==== EXCERPT TO READ ====

Aug. 10th, 2005

chelidon: (Default)
Saw this on the white board at the entrance to the school where my boy is going to summer camp this week, the same place he went to pre-school back before he started attending the village K-6 school:

"This week we're working with heros and sheroes. How are you all your own Superheros?"

I love it. The woman who owns and runs the place has adopted, I believe at this point, 8 kids from an Ethiopian orphanage she works with. She also happens to share my birthday. Gotta watch out for those crazy Pisces, can do some bizarre stuff ;>

boob tube

Aug. 10th, 2005 03:30 pm
chelidon: (Default)
I have to admit, I could probably just do without the TV entirely, except for movies via Netflix. But you know, when you've got a bunch of people in the house splitting the cable bill, that gets it down into the $10-$15/month range per person, and perhaps that's worth it for the few times I watch in an average month. And you can't have a cable modem without paying for digital cable, dammit. And one member of the household who shall remain nameless is an occasional Law & Order addict, and there's the occasional Sci-Fi or History Channel special, or the late-night bizarre TV channel-surf competition (whoever can find the strangest or most surreal thing on TV in the middle of the night -- I almost always win the remote, seeming to have a certain flair for turning up the truly bizarre). Whatever.

But when our new housemate moved into the room where the TV was, we, after some hemming and hawing and protest on my part, moved the TV up into the living room, in front of the Catheter Couch (so-named because it is so hugely sinfully comfortable, with the addition of a catheter and an IV saline/glucose drip, you'd never need to move again). So far I haven't taken the time to run a live coax cable over to that part of the room, so we have movies and no TV, which suits me fine. But I have to admit, I've been spending more time staring at the boob tube in the last week than I have for quite a while. And the reason is four little words. One is "Firefly." And the others are "The Muppet Show." We've been working our way through the 4-DVD Firefly set, and it just keeps getting better. Intelligent, witty dialogue, good plots, strong characters...of course they had to cancel it. Still, I'm thankful for it -- proof positive that someone, somewhere, for some brief duration, can get paid to write well, direct well, cast well, and so on.

And then there's the 4-DVD set of the full first season of the Jim Henson's Muppet Show, just released after what, 25, 30 years? Still, 24 episodes of pure fun, much of which is delightful and intelligent at the same time as being unabashedly goofball, and none of which I have to censor for my kid. If you saw these and loved them, you'll appreciate seeing them all again, years later. If you haven't seen them, do yourself a favor and get a copy. You'll laugh, a lot.

==== DATA PROVIDED ====

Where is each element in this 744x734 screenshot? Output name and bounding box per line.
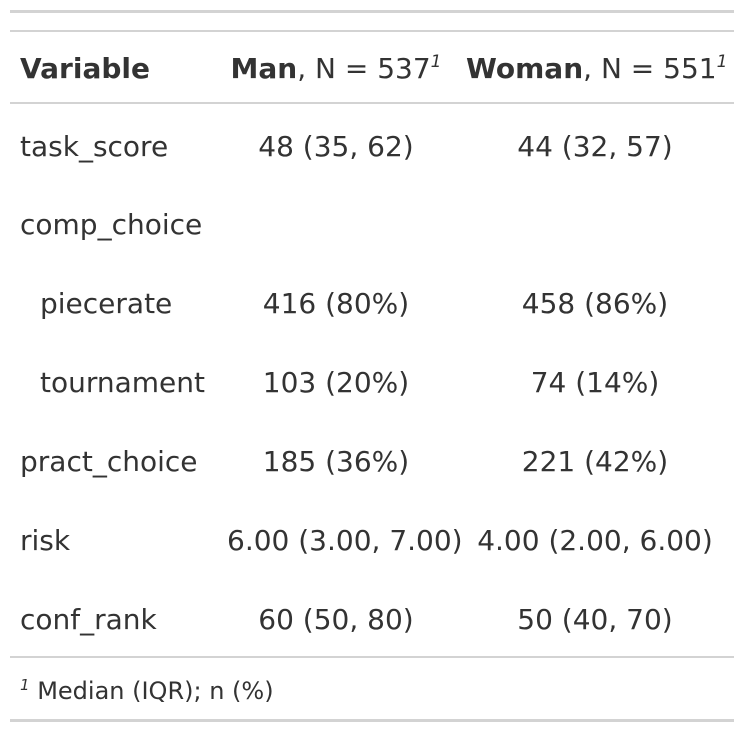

====

▶ **PROBLEM TO SOLVE**: In the journal entries about summer camp and television, why is the couch in the living room called the Catheter Couch? Use only the journal entries above when answering.

▶ **ANSWER IN FULL**: It is so hugely comfortable that, with the addition of a catheter and an IV saline/glucose drip, you'd never need to move again.